EXERCISE GOAL — Write out the material again exactly, please, and omit the pictures.

[BEGIN]

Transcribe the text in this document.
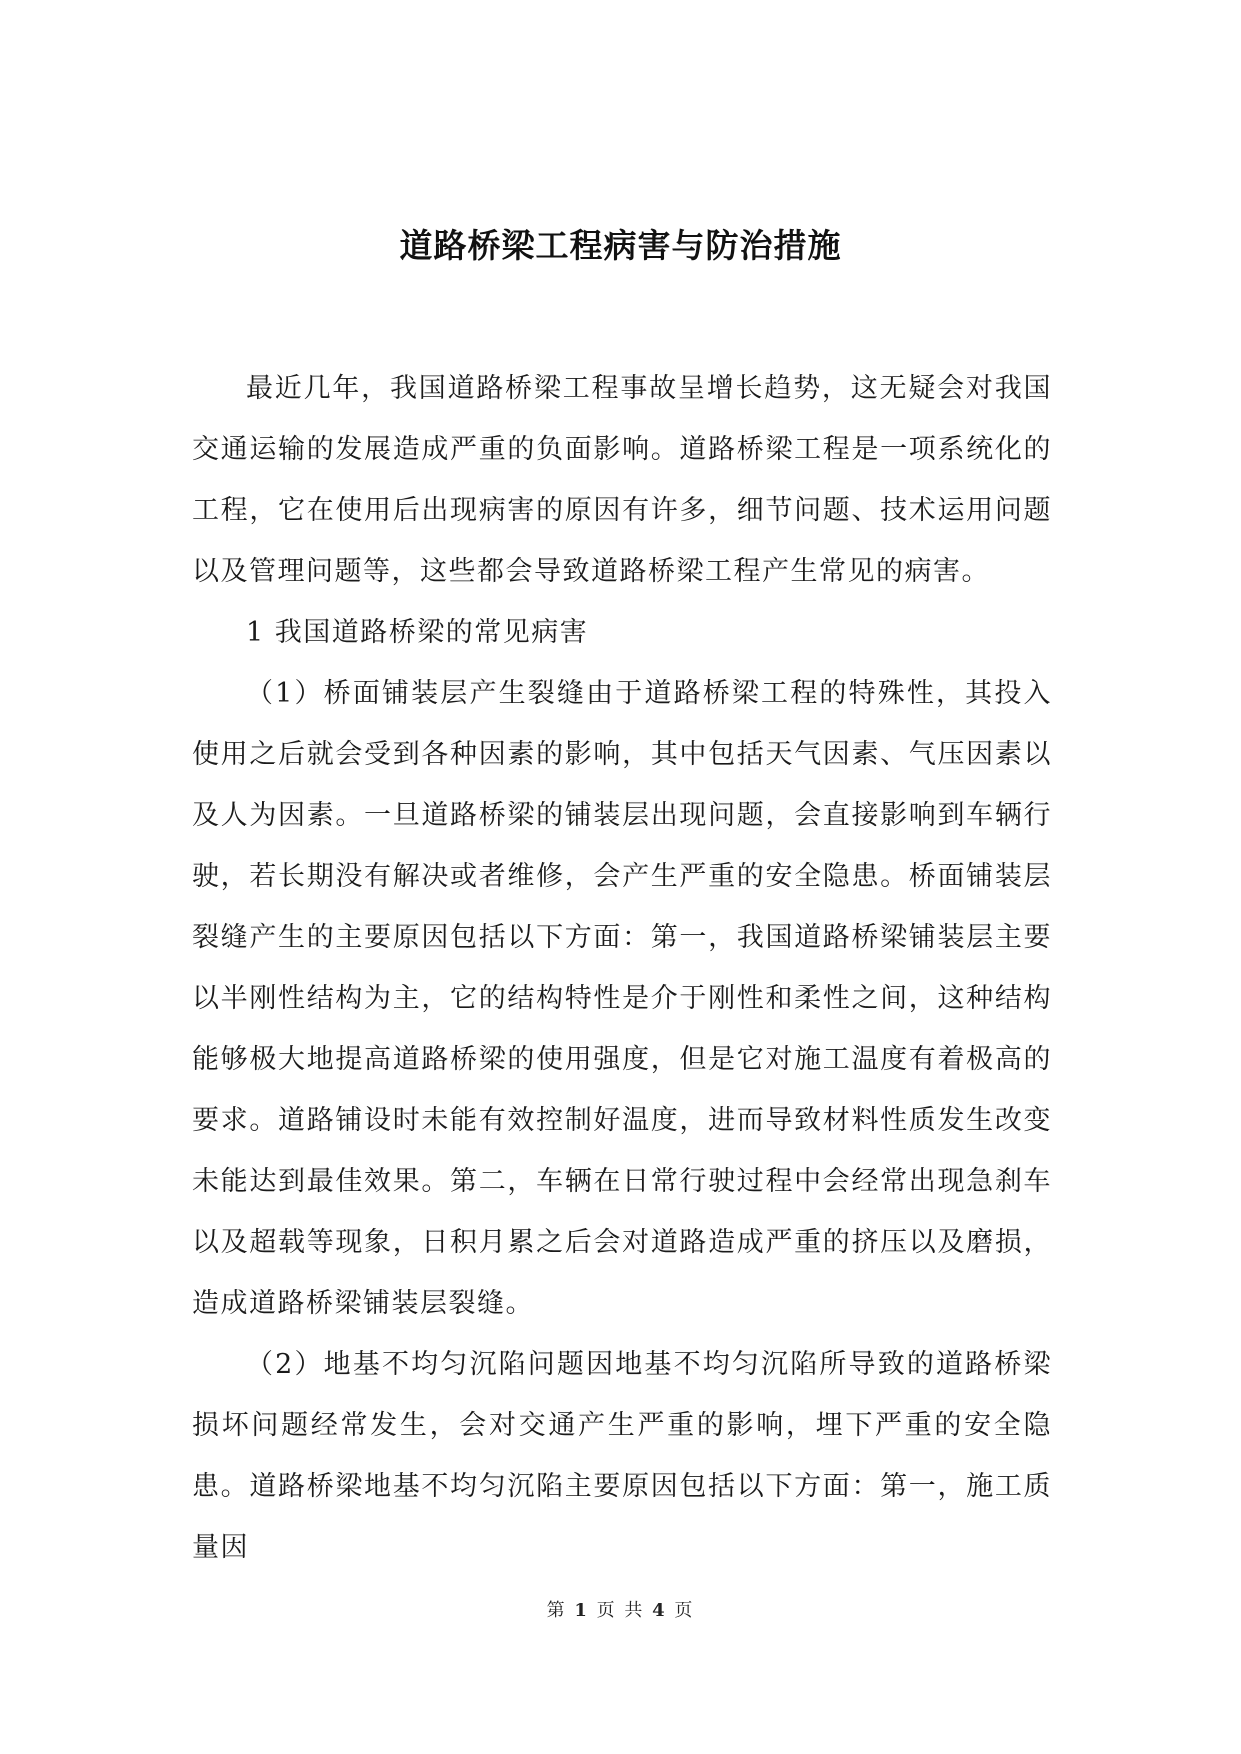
道路桥梁工程病害与防治措施

最近几年，我国道路桥梁工程事故呈增长趋势，这无疑会对我国交通运输的发展造成严重的负面影响。道路桥梁工程是一项系统化的工程，它在使用后出现病害的原因有许多，细节问题、技术运用问题以及管理问题等，这些都会导致道路桥梁工程产生常见的病害。

1 我国道路桥梁的常见病害

（1）桥面铺装层产生裂缝由于道路桥梁工程的特殊性，其投入使用之后就会受到各种因素的影响，其中包括天气因素、气压因素以及人为因素。一旦道路桥梁的铺装层出现问题，会直接影响到车辆行驶，若长期没有解决或者维修，会产生严重的安全隐患。桥面铺装层裂缝产生的主要原因包括以下方面：第一，我国道路桥梁铺装层主要以半刚性结构为主，它的结构特性是介于刚性和柔性之间，这种结构能够极大地提高道路桥梁的使用强度，但是它对施工温度有着极高的要求。道路铺设时未能有效控制好温度，进而导致材料性质发生改变未能达到最佳效果。第二，车辆在日常行驶过程中会经常出现急刹车以及超载等现象，日积月累之后会对道路造成严重的挤压以及磨损，造成道路桥梁铺装层裂缝。

（2）地基不均匀沉陷问题因地基不均匀沉陷所导致的道路桥梁损坏问题经常发生，会对交通产生严重的影响，埋下严重的安全隐患。道路桥梁地基不均匀沉陷主要原因包括以下方面：第一，施工质量因

第 1 页 共 4 页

[END]

CORRECT ANSWER —
Transcribe the text in this document.
道路桥梁工程病害与防治措施

最近几年，我国道路桥梁工程事故呈增长趋势，这无疑会对我国交通运输的发展造成严重的负面影响。道路桥梁工程是一项系统化的工程，它在使用后出现病害的原因有许多，细节问题、技术运用问题以及管理问题等，这些都会导致道路桥梁工程产生常见的病害。

1 我国道路桥梁的常见病害

（1）桥面铺装层产生裂缝由于道路桥梁工程的特殊性，其投入使用之后就会受到各种因素的影响，其中包括天气因素、气压因素以及人为因素。一旦道路桥梁的铺装层出现问题，会直接影响到车辆行驶，若长期没有解决或者维修，会产生严重的安全隐患。桥面铺装层裂缝产生的主要原因包括以下方面：第一，我国道路桥梁铺装层主要以半刚性结构为主，它的结构特性是介于刚性和柔性之间，这种结构能够极大地提高道路桥梁的使用强度，但是它对施工温度有着极高的要求。道路铺设时未能有效控制好温度，进而导致材料性质发生改变未能达到最佳效果。第二，车辆在日常行驶过程中会经常出现急刹车以及超载等现象，日积月累之后会对道路造成严重的挤压以及磨损，造成道路桥梁铺装层裂缝。

（2）地基不均匀沉陷问题因地基不均匀沉陷所导致的道路桥梁损坏问题经常发生，会对交通产生严重的影响，埋下严重的安全隐患。道路桥梁地基不均匀沉陷主要原因包括以下方面：第一，施工质量因

第 1 页 共 4 页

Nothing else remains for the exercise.